▶ **Goal of the exercise**
Extract the text of each entry below exactly, leaving every image behind.

::: Provided entries

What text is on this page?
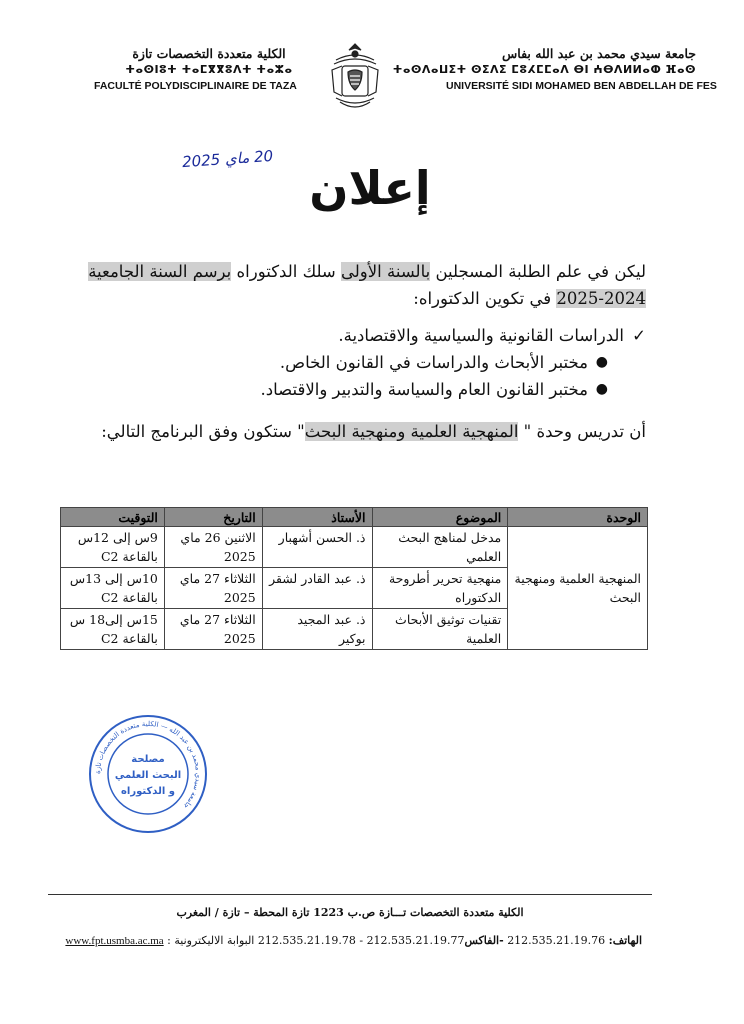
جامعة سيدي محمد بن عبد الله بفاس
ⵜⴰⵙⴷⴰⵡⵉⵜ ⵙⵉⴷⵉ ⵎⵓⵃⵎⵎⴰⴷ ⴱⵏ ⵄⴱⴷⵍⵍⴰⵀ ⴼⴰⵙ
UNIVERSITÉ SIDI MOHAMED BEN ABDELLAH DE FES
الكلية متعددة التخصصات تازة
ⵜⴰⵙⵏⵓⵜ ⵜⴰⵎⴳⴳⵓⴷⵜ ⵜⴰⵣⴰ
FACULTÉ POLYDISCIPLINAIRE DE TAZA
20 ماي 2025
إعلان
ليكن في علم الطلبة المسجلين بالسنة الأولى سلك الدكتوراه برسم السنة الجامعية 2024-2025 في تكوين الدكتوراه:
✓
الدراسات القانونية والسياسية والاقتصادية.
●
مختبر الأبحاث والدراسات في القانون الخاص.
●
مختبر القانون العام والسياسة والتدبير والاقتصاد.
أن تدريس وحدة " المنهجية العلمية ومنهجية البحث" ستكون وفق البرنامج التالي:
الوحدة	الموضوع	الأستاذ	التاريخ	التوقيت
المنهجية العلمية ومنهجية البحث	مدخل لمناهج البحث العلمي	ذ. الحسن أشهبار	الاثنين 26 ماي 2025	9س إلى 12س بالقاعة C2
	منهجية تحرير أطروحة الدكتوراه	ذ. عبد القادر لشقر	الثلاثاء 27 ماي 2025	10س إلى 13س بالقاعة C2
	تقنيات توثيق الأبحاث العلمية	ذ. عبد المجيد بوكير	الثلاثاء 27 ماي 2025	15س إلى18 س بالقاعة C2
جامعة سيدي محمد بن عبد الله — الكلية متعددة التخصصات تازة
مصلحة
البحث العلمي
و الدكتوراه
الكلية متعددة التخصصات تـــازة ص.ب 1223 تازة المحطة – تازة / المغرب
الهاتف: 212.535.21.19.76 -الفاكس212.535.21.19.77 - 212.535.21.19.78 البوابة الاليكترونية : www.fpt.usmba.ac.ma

::::::

▶ **Full answer**
What text is on this page?
جامعة سيدي محمد بن عبد الله بفاس
ⵜⴰⵙⴷⴰⵡⵉⵜ ⵙⵉⴷⵉ ⵎⵓⵃⵎⵎⴰⴷ ⴱⵏ ⵄⴱⴷⵍⵍⴰⵀ ⴼⴰⵙ
UNIVERSITÉ SIDI MOHAMED BEN ABDELLAH DE FES
الكلية متعددة التخصصات تازة
ⵜⴰⵙⵏⵓⵜ ⵜⴰⵎⴳⴳⵓⴷⵜ ⵜⴰⵣⴰ
FACULTÉ POLYDISCIPLINAIRE DE TAZA
20 ماي 2025
إعلان
ليكن في علم الطلبة المسجلين بالسنة الأولى سلك الدكتوراه برسم السنة الجامعية 2024-2025 في تكوين الدكتوراه:
✓
الدراسات القانونية والسياسية والاقتصادية.
●
مختبر الأبحاث والدراسات في القانون الخاص.
●
مختبر القانون العام والسياسة والتدبير والاقتصاد.
أن تدريس وحدة " المنهجية العلمية ومنهجية البحث" ستكون وفق البرنامج التالي:
الوحدة	الموضوع	الأستاذ	التاريخ	التوقيت
المنهجية العلمية ومنهجية البحث	مدخل لمناهج البحث العلمي	ذ. الحسن أشهبار	الاثنين 26 ماي 2025	9س إلى 12س بالقاعة C2
	منهجية تحرير أطروحة الدكتوراه	ذ. عبد القادر لشقر	الثلاثاء 27 ماي 2025	10س إلى 13س بالقاعة C2
	تقنيات توثيق الأبحاث العلمية	ذ. عبد المجيد بوكير	الثلاثاء 27 ماي 2025	15س إلى18 س بالقاعة C2
جامعة سيدي محمد بن عبد الله — الكلية متعددة التخصصات تازة
مصلحة
البحث العلمي
و الدكتوراه
الكلية متعددة التخصصات تـــازة ص.ب 1223 تازة المحطة – تازة / المغرب
الهاتف: 212.535.21.19.76 -الفاكس212.535.21.19.77 - 212.535.21.19.78 البوابة الاليكترونية : www.fpt.usmba.ac.ma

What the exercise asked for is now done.